→ Set exercise A: Reproduce every row that follows the geometry proof, line for line and word for word, but omit the picture placeholders.

Step by step explanation:

• We know that $PR$ bisects $P$.
• So the angles are equal.

        ∠$QPR=$∠$SPR$      ---$(1)$

• Let the above equation be $(1)$.
• We know that $PR$ bisects $R$.
• So the angle,

        ∠$QRP=$∠$SRP$      ----$(2)$

• Let the above equation be $(2)$.
• The line $PQ$ and $RS$ is parallel to each other.
• So $PR$ is a transversal,
• Thus,

        ∠$QPR=$∠$SRP$        -----$(3)$

• This is because alternate interior angles are equal.
• From equation $(1)$

        ∠$SPR=$∠$SRP$

• In the triangle Δ$PSR$,

        ∠$SPR=$∠$SRP$

• In a triangle equal angle have equal side opposite to them, So,

        $PS=SR$       -----$(4)$

• We know that the opposite side of the rectangle are equal so,

        $PQ=RS\\PS=RQ$

• Therefore from equation $(4)$ we get,

        $PQ=QR=RS=PS$

• Therefore $PQRS$ is a square.
• In the triangles Δ$PQS$ and Δ$SRQ$,
• We know that the sides,

        $PQ=RS$

        $PS=RQ$

• And,

        $SQ=SQ$  ( common in both the triangles)

• Therefore triangle Δ$PQS$ is congruent to Δ$SRQ$ by SSS congruence rule.

        Δ$PQS$≅Δ$SRQ$

• Therefore,

        ∠$PQS=$∠$RQS$   (CPCT)

• And,

        ∠$PSQ=$∠$RSQ$   (CPCT)

• Therefore, the diagonal $QS$ bisects ∠$Q$ and ∠$S$.

Final answer:

• Thus $PQRS$ is a square.
• Diagonal $QS$ bisects ∠$Q$ and ∠$S$.

→ Material:
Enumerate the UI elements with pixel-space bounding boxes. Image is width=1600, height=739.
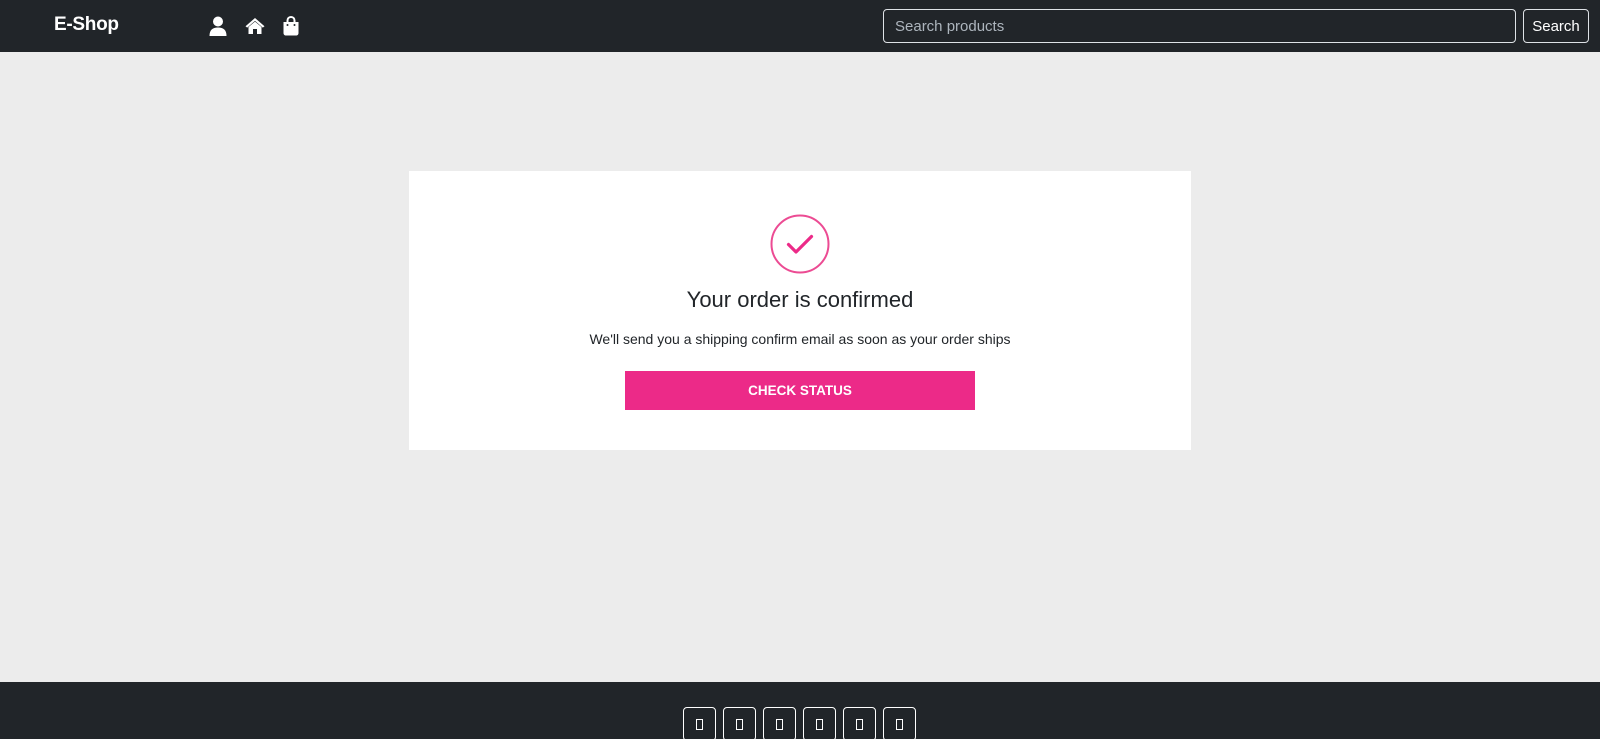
social-links (683, 707, 916, 739)
confirmation-message: We'll send you a shipping confirm email … (589, 331, 1011, 347)
social-icon-6[interactable] (883, 707, 916, 739)
search-button[interactable]: Search (1523, 9, 1589, 43)
confirmation-title: Your order is confirmed (686, 287, 914, 312)
social-icon-1[interactable] (683, 707, 716, 739)
social-icon-5[interactable] (843, 707, 876, 739)
check-circle-icon (770, 214, 830, 274)
search-input[interactable] (883, 9, 1516, 43)
footer (0, 682, 1600, 739)
shopping-bag-icon[interactable] (281, 16, 301, 36)
social-icon-4[interactable] (803, 707, 836, 739)
brand-logo[interactable]: E-Shop (54, 14, 119, 36)
order-confirmation-card: Your order is confirmed We'll send you a… (409, 171, 1191, 450)
navbar: E-Shop Search (0, 0, 1600, 52)
home-icon[interactable] (245, 16, 265, 36)
user-icon[interactable] (208, 16, 228, 36)
social-icon-2[interactable] (723, 707, 756, 739)
check-status-button[interactable]: CHECK STATUS (625, 371, 975, 410)
social-icon-3[interactable] (763, 707, 796, 739)
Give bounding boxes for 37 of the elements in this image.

→ Set exercise B: Summarize the geometry proof in two sentences.

→ Written answer A:
Enumerate the UI elements with pixel-space bounding boxes. Image is width=1600, height=739.
social-links (683, 707, 916, 739)
confirmation-message: We'll send you a shipping confirm email … (589, 331, 1011, 347)
social-icon-6[interactable] (883, 707, 916, 739)
search-button[interactable]: Search (1523, 9, 1589, 43)
confirmation-title: Your order is confirmed (686, 287, 914, 312)
social-icon-1[interactable] (683, 707, 716, 739)
social-icon-5[interactable] (843, 707, 876, 739)
check-circle-icon (770, 214, 830, 274)
search-input[interactable] (883, 9, 1516, 43)
footer (0, 682, 1600, 739)
shopping-bag-icon[interactable] (281, 16, 301, 36)
social-icon-4[interactable] (803, 707, 836, 739)
brand-logo[interactable]: E-Shop (54, 14, 119, 36)
order-confirmation-card: Your order is confirmed We'll send you a… (409, 171, 1191, 450)
navbar: E-Shop Search (0, 0, 1600, 52)
home-icon[interactable] (245, 16, 265, 36)
user-icon[interactable] (208, 16, 228, 36)
social-icon-2[interactable] (723, 707, 756, 739)
check-status-button[interactable]: CHECK STATUS (625, 371, 975, 410)
social-icon-3[interactable] (763, 707, 796, 739)
Give bounding boxes for 37 of the elements in this image.

→ Written answer B: Since PR bisects angles P and R and PQ is parallel to RS, angle SPR equals angle SRP, so PS equals SR. Together with the rectangle's equal opposite sides, this makes all four sides equal, so PQRS is a square, and triangles PQS and SRQ are congruent by the SSS rule, so diagonal QS bisects angles Q and S.